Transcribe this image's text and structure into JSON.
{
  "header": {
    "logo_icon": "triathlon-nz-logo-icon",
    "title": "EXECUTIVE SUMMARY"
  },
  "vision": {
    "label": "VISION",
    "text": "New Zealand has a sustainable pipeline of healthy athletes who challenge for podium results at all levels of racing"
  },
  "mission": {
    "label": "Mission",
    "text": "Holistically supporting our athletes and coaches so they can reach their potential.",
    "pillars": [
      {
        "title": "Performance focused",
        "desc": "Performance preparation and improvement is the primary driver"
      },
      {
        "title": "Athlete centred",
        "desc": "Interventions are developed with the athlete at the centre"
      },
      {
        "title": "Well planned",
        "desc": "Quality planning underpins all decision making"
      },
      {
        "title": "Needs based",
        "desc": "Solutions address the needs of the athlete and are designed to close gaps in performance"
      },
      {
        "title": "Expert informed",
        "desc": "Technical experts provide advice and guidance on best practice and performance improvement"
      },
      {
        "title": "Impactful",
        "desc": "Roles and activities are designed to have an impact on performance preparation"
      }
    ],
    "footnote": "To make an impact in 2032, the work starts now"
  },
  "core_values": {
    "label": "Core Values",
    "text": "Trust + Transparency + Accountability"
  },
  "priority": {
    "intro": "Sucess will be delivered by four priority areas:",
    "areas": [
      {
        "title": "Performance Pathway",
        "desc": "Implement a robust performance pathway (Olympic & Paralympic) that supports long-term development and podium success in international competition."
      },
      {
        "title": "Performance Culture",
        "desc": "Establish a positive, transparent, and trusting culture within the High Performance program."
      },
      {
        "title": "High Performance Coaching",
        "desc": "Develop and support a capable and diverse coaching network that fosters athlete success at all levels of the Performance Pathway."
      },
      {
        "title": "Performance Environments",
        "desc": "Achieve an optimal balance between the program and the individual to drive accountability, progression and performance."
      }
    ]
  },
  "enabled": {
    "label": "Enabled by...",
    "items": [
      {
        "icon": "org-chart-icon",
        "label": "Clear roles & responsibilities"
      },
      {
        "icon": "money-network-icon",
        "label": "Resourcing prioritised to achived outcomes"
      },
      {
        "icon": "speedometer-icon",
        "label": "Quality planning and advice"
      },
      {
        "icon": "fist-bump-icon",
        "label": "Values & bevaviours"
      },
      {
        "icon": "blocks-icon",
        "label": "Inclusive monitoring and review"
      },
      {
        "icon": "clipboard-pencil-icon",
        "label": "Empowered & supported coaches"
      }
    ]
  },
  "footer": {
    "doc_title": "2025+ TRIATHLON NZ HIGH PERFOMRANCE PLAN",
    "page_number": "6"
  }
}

> **Brief**:
Extract the full listing and reproduce each line exactly.

> **Response**:
Transcribe this image's text and structure into JSON.
{
  "header": {
    "logo_icon": "triathlon-nz-logo-icon",
    "title": "EXECUTIVE SUMMARY"
  },
  "vision": {
    "label": "VISION",
    "text": "New Zealand has a sustainable pipeline of healthy athletes who challenge for podium results at all levels of racing"
  },
  "mission": {
    "label": "Mission",
    "text": "Holistically supporting our athletes and coaches so they can reach their potential.",
    "pillars": [
      {
        "title": "Performance focused",
        "desc": "Performance preparation and improvement is the primary driver"
      },
      {
        "title": "Athlete centred",
        "desc": "Interventions are developed with the athlete at the centre"
      },
      {
        "title": "Well planned",
        "desc": "Quality planning underpins all decision making"
      },
      {
        "title": "Needs based",
        "desc": "Solutions address the needs of the athlete and are designed to close gaps in performance"
      },
      {
        "title": "Expert informed",
        "desc": "Technical experts provide advice and guidance on best practice and performance improvement"
      },
      {
        "title": "Impactful",
        "desc": "Roles and activities are designed to have an impact on performance preparation"
      }
    ],
    "footnote": "To make an impact in 2032, the work starts now"
  },
  "core_values": {
    "label": "Core Values",
    "text": "Trust + Transparency + Accountability"
  },
  "priority": {
    "intro": "Sucess will be delivered by four priority areas:",
    "areas": [
      {
        "title": "Performance Pathway",
        "desc": "Implement a robust performance pathway (Olympic & Paralympic) that supports long-term development and podium success in international competition."
      },
      {
        "title": "Performance Culture",
        "desc": "Establish a positive, transparent, and trusting culture within the High Performance program."
      },
      {
        "title": "High Performance Coaching",
        "desc": "Develop and support a capable and diverse coaching network that fosters athlete success at all levels of the Performance Pathway."
      },
      {
        "title": "Performance Environments",
        "desc": "Achieve an optimal balance between the program and the individual to drive accountability, progression and performance."
      }
    ]
  },
  "enabled": {
    "label": "Enabled by...",
    "items": [
      {
        "icon": "org-chart-icon",
        "label": "Clear roles & responsibilities"
      },
      {
        "icon": "money-network-icon",
        "label": "Resourcing prioritised to achived outcomes"
      },
      {
        "icon": "speedometer-icon",
        "label": "Quality planning and advice"
      },
      {
        "icon": "fist-bump-icon",
        "label": "Values & bevaviours"
      },
      {
        "icon": "blocks-icon",
        "label": "Inclusive monitoring and review"
      },
      {
        "icon": "clipboard-pencil-icon",
        "label": "Empowered & supported coaches"
      }
    ]
  },
  "footer": {
    "doc_title": "2025+ TRIATHLON NZ HIGH PERFOMRANCE PLAN",
    "page_number": "6"
  }
}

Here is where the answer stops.